▼

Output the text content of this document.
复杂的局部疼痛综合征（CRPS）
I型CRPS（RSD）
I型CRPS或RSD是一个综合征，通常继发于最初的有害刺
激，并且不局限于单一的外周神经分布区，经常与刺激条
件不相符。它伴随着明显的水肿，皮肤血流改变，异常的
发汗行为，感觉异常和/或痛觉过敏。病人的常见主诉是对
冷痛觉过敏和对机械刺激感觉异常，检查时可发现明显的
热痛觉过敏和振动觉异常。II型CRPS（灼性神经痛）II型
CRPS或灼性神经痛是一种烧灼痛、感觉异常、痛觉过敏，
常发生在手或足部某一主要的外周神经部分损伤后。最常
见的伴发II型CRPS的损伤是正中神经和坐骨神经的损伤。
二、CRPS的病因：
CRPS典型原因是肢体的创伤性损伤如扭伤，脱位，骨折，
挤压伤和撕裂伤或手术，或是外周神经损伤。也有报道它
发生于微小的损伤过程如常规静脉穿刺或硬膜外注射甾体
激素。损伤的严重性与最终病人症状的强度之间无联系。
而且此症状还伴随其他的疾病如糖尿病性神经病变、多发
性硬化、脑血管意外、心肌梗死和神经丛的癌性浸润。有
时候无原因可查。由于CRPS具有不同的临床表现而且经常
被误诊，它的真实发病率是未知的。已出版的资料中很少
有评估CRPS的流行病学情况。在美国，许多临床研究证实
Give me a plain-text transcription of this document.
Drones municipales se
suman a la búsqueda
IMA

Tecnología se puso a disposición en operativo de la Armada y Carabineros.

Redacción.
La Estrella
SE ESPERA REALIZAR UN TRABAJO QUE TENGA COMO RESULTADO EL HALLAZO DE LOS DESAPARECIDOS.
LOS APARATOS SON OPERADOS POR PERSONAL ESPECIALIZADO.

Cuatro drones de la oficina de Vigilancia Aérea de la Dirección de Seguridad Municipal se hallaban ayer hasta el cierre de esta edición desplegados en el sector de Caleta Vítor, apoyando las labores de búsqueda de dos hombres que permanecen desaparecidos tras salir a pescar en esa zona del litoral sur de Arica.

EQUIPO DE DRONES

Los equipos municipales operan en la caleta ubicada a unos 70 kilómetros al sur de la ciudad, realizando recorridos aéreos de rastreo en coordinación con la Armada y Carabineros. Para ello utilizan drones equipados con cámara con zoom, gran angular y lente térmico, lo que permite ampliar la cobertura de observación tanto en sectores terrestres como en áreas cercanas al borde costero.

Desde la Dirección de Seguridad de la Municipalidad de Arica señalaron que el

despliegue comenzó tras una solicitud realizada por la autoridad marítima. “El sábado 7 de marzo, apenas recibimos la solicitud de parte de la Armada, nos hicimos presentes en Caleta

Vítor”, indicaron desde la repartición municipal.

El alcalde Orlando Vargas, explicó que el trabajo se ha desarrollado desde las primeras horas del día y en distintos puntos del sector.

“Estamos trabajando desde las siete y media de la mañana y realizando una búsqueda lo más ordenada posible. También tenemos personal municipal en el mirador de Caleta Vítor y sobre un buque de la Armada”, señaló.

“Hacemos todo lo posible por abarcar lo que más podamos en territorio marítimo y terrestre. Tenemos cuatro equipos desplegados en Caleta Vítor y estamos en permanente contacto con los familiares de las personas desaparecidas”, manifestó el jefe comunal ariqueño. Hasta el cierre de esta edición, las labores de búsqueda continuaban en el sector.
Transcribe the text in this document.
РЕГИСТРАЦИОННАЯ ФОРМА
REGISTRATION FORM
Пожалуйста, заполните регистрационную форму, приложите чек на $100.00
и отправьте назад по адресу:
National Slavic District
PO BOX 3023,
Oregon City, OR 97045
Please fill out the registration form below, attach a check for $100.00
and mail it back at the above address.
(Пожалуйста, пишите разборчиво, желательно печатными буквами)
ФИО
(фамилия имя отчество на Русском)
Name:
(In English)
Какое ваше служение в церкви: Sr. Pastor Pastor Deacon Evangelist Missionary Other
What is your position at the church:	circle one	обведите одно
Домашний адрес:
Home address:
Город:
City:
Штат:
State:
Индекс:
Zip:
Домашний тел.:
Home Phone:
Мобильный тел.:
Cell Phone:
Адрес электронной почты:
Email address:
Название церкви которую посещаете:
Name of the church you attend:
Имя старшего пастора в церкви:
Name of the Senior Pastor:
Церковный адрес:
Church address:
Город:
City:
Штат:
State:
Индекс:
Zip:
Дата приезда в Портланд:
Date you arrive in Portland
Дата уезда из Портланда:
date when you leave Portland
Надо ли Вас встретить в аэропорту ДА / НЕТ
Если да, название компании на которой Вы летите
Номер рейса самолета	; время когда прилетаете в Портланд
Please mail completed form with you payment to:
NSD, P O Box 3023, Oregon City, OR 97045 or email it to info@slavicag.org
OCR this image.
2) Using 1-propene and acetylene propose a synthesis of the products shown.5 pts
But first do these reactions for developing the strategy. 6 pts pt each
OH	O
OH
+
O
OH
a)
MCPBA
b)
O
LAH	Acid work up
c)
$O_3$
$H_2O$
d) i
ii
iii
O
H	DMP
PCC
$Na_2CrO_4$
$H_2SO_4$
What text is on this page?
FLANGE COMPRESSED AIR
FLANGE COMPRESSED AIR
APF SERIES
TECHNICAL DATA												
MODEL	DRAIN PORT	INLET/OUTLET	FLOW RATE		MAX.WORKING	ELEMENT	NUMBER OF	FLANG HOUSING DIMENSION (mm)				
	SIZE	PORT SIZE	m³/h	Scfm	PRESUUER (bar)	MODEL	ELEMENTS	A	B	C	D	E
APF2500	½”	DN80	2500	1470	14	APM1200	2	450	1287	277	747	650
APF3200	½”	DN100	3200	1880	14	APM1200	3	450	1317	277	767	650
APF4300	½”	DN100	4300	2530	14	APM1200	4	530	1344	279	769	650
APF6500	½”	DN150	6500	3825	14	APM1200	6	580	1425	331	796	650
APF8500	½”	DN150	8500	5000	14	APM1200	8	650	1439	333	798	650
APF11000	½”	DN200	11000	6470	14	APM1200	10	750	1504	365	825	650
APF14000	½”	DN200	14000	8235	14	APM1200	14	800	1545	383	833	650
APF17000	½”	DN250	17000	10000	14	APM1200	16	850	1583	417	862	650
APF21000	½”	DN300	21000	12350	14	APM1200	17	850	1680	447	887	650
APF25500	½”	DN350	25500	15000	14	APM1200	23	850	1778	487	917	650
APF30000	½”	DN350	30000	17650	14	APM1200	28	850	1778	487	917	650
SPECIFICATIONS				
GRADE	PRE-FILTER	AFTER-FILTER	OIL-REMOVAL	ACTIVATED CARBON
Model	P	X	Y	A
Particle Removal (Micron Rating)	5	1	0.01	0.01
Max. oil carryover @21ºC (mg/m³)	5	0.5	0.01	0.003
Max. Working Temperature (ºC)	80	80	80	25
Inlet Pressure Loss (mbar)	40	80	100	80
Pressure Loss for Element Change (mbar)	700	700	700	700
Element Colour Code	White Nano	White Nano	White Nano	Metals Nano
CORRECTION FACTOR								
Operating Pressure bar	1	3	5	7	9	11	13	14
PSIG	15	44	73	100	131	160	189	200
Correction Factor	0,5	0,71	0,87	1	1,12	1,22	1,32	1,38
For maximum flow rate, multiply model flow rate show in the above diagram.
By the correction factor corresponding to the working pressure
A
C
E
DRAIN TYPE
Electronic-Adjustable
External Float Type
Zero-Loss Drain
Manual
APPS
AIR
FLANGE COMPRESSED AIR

▲

In the entries above, find every line with the word "municipales" and list it.

* Exercise response *
Drones municipales se
Los equipos municipales operan en la caleta ubicada a unos 70 kilómetros al sur de la ciudad, realizando recorridos aéreos de rastreo en coordinación con la Armada y Carabineros. Para ello utilizan drones equipados con cámara con zoom, gran angular y lente térmico, lo que permite ampliar la cobertura de observación tanto en sectores terrestres como en áreas cercanas al borde costero.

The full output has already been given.